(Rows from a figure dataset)
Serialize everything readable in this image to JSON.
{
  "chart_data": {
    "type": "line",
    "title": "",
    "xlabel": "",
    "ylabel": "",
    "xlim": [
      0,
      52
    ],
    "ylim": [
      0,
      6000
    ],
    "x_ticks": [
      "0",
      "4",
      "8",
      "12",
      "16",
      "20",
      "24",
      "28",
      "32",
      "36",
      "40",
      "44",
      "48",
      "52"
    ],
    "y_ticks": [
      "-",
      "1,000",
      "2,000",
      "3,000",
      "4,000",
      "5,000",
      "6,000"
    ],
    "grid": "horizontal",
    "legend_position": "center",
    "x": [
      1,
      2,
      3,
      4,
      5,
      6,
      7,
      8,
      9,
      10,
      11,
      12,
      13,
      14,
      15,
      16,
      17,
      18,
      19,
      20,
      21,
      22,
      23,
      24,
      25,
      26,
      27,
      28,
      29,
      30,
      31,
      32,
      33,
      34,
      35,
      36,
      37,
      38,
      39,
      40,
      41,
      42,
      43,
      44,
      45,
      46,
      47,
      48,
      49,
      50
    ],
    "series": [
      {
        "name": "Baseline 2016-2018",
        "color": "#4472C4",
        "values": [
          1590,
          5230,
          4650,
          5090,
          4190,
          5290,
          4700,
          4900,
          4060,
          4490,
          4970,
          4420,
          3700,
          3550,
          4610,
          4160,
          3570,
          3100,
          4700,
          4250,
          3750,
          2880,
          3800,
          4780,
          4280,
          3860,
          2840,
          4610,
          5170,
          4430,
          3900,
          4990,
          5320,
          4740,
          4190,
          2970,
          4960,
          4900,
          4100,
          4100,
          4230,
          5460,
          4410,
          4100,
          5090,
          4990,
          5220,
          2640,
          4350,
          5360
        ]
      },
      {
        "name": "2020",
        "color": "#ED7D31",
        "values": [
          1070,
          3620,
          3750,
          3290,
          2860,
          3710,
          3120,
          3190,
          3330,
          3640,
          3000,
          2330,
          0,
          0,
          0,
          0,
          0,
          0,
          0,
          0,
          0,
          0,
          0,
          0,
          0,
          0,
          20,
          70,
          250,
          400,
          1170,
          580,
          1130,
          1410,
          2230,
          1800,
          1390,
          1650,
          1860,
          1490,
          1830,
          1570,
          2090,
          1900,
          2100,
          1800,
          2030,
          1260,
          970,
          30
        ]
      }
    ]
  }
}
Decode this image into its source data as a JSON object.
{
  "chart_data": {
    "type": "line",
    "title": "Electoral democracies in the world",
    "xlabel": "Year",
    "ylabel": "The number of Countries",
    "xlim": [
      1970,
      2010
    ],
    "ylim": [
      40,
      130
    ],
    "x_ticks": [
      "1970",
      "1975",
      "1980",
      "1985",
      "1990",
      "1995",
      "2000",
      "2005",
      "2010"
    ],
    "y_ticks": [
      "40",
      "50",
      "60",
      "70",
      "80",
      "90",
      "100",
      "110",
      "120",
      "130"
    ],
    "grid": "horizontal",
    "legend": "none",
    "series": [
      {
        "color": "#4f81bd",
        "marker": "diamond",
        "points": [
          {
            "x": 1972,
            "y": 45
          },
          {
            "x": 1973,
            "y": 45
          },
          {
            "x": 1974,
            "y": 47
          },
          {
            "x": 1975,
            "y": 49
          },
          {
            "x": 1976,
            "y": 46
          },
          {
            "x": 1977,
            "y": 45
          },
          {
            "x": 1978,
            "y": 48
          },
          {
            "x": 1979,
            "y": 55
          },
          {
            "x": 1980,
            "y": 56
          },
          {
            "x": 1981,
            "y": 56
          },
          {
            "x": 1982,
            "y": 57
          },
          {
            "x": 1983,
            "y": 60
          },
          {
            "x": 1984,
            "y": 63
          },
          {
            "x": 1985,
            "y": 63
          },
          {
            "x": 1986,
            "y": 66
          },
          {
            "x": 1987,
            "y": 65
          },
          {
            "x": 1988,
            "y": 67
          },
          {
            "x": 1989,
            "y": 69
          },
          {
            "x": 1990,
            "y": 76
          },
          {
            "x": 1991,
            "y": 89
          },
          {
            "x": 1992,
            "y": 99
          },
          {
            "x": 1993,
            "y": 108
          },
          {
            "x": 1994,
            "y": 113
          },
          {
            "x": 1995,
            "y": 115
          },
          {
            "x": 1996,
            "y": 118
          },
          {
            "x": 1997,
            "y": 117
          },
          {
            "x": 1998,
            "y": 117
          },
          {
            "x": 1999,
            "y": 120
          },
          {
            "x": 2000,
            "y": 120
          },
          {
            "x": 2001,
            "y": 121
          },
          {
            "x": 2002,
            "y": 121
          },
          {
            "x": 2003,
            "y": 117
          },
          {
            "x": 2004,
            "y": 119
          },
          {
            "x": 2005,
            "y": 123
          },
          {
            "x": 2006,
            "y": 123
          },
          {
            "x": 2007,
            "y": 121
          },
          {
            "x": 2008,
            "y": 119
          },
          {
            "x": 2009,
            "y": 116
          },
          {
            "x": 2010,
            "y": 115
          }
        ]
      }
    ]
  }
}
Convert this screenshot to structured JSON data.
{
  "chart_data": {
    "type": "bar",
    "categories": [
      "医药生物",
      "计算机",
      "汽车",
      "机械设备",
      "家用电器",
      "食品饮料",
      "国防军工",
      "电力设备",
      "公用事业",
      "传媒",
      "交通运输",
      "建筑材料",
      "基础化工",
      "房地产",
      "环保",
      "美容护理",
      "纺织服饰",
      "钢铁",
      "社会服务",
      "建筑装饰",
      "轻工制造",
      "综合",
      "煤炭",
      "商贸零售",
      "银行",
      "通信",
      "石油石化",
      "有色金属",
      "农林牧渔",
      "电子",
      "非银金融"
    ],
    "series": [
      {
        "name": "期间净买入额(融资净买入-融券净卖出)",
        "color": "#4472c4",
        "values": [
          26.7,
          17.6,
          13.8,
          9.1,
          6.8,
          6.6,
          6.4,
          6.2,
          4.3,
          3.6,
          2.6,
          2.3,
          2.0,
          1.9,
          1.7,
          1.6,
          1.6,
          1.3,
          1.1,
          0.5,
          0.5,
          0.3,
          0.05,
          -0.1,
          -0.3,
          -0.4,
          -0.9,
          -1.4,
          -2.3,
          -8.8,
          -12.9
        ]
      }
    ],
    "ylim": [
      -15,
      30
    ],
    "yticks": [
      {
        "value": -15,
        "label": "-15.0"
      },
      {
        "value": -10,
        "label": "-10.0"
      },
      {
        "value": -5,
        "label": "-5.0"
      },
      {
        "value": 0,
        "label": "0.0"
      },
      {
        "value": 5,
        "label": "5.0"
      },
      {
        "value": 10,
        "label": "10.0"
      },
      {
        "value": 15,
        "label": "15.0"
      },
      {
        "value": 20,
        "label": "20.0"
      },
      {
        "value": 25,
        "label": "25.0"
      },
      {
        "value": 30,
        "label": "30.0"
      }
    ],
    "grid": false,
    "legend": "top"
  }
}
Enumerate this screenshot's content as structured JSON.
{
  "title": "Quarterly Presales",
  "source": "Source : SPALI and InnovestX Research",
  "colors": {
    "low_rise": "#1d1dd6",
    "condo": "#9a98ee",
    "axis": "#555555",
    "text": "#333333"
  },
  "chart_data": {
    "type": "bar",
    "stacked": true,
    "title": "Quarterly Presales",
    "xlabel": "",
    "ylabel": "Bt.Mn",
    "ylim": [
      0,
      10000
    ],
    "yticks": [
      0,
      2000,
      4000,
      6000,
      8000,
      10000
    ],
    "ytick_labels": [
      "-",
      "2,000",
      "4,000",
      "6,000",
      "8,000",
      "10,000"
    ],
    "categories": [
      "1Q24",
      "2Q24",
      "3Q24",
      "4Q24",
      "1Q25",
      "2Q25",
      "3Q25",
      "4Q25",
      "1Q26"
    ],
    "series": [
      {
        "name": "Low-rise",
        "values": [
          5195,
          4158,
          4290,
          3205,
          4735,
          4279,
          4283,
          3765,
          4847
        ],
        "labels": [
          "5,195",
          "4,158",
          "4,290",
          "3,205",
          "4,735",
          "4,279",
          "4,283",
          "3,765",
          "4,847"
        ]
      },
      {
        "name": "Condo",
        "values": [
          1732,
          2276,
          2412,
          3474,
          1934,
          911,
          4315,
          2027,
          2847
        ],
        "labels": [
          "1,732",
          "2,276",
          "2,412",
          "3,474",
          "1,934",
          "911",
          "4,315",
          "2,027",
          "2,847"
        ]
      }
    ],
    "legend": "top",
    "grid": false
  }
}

» **Problem to work on**
Identify every line where the string "JSON" appears.

» **Answer to the exercise**
Serialize everything readable in this image to JSON.
Decode this image into its source data as a JSON object.
Convert this screenshot to structured JSON data.
Enumerate this screenshot's content as structured JSON.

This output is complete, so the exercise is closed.